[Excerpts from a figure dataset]
• • • •

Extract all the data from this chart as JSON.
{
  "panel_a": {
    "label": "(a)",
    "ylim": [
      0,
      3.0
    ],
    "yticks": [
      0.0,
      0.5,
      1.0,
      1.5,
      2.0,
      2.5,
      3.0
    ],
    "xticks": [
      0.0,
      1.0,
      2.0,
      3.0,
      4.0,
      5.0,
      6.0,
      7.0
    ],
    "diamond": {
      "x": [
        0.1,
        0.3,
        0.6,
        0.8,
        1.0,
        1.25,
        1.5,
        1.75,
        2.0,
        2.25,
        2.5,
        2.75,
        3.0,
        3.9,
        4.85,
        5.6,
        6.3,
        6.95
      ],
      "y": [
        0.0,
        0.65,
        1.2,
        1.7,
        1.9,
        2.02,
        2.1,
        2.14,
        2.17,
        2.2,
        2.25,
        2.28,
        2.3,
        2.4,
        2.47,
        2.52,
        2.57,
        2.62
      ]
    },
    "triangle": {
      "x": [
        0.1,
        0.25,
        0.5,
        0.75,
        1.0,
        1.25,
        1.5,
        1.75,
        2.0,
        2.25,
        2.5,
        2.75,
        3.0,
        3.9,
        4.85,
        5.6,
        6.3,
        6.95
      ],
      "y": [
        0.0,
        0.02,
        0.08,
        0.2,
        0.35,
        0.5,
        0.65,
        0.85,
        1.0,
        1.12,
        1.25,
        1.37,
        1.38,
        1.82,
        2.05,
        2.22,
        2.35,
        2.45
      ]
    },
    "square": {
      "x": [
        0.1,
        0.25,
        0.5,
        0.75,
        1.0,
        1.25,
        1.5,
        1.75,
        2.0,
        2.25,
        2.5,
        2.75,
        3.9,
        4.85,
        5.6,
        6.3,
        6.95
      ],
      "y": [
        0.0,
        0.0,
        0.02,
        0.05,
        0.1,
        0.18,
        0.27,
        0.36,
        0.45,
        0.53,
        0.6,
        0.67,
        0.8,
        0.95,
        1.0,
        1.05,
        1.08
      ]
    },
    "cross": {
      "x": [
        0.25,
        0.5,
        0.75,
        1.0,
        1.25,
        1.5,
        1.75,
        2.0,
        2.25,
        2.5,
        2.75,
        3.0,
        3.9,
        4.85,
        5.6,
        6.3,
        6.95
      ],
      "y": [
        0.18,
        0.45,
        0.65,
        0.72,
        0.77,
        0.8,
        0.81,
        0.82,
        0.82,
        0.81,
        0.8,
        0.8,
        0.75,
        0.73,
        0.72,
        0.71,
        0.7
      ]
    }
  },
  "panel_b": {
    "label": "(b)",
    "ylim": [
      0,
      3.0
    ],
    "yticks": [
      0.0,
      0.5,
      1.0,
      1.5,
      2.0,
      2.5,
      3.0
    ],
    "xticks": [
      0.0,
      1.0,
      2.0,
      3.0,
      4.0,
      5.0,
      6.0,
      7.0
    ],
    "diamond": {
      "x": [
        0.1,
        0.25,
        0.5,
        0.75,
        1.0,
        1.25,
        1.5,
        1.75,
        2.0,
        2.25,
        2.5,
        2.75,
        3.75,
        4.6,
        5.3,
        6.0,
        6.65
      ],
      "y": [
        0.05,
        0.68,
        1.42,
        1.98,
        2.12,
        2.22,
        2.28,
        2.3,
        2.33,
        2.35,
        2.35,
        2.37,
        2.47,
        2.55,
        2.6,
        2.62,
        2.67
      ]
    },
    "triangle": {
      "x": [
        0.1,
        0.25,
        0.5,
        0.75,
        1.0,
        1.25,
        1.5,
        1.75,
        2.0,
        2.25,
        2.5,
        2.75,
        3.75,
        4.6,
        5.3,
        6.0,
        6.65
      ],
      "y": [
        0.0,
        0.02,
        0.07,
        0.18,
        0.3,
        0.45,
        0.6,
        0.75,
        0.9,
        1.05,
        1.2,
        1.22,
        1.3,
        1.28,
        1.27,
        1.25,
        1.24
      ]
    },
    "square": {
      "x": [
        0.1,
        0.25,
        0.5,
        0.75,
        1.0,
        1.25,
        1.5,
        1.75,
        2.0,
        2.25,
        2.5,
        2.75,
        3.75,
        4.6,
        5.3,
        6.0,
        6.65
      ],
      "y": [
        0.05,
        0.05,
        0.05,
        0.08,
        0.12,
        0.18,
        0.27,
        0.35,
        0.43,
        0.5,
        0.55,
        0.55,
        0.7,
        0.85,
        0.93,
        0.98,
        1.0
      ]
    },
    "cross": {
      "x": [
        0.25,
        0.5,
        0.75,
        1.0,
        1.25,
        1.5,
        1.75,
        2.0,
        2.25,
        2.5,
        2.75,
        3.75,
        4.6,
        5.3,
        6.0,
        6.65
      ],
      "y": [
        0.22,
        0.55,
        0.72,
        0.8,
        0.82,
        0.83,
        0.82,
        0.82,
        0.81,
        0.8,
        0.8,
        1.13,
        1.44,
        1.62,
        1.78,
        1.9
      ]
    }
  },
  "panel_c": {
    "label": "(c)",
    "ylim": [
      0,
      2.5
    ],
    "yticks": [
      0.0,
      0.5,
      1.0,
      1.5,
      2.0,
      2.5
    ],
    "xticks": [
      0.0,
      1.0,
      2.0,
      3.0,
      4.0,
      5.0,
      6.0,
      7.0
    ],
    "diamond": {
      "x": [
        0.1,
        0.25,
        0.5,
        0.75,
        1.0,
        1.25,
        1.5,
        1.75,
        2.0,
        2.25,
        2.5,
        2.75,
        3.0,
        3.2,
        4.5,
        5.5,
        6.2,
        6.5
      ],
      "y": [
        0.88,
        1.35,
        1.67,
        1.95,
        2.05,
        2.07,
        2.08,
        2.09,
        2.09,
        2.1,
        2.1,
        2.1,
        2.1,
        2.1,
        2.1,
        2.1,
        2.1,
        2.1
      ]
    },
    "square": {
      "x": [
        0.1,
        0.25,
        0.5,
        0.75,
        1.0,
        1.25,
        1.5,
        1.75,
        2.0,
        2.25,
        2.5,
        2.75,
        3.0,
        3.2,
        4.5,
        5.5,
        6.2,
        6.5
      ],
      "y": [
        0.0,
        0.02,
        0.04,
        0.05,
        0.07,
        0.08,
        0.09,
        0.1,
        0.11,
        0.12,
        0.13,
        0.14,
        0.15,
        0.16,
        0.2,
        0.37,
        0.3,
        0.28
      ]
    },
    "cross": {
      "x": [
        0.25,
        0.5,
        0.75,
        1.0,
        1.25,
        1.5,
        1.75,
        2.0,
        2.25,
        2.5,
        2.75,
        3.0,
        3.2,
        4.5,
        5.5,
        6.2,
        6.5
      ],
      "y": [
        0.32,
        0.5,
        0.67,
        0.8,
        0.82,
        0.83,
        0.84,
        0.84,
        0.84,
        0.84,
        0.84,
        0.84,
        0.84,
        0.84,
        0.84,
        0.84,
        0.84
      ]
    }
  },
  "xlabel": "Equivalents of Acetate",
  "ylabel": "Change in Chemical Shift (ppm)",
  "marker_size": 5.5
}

• • • •

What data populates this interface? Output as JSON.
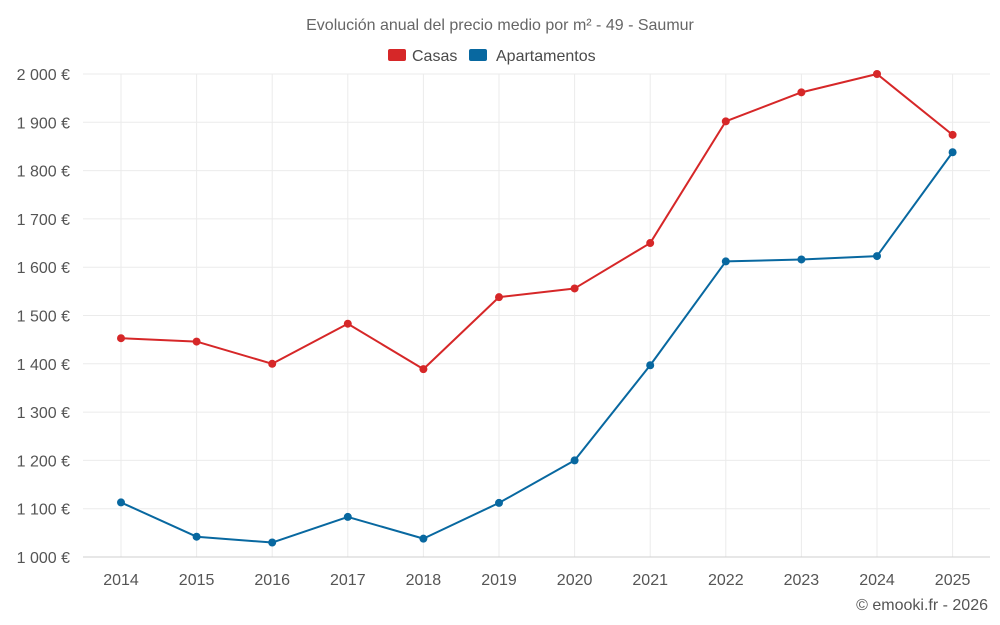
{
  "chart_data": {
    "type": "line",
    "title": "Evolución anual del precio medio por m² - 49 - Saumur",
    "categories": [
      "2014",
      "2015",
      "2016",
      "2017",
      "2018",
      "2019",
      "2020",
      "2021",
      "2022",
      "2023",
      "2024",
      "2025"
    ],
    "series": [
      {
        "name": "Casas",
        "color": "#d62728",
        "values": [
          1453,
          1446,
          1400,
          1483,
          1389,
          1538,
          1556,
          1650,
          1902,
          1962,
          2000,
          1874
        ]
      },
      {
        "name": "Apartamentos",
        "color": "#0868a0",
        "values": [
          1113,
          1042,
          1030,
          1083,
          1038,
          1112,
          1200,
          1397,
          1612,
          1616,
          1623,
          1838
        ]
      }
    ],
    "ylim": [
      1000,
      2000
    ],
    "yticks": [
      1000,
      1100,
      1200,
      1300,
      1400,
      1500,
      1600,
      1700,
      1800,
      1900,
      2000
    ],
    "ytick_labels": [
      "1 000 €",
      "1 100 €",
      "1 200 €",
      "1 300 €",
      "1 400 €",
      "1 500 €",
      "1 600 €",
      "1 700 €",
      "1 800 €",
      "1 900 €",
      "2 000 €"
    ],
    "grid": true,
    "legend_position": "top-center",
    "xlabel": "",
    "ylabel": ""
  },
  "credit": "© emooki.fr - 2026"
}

• • • •

Which lines above hold the word "xlabel"? Copy each of them.

  "xlabel": "Equivalents of Acetate",
    "xlabel": "",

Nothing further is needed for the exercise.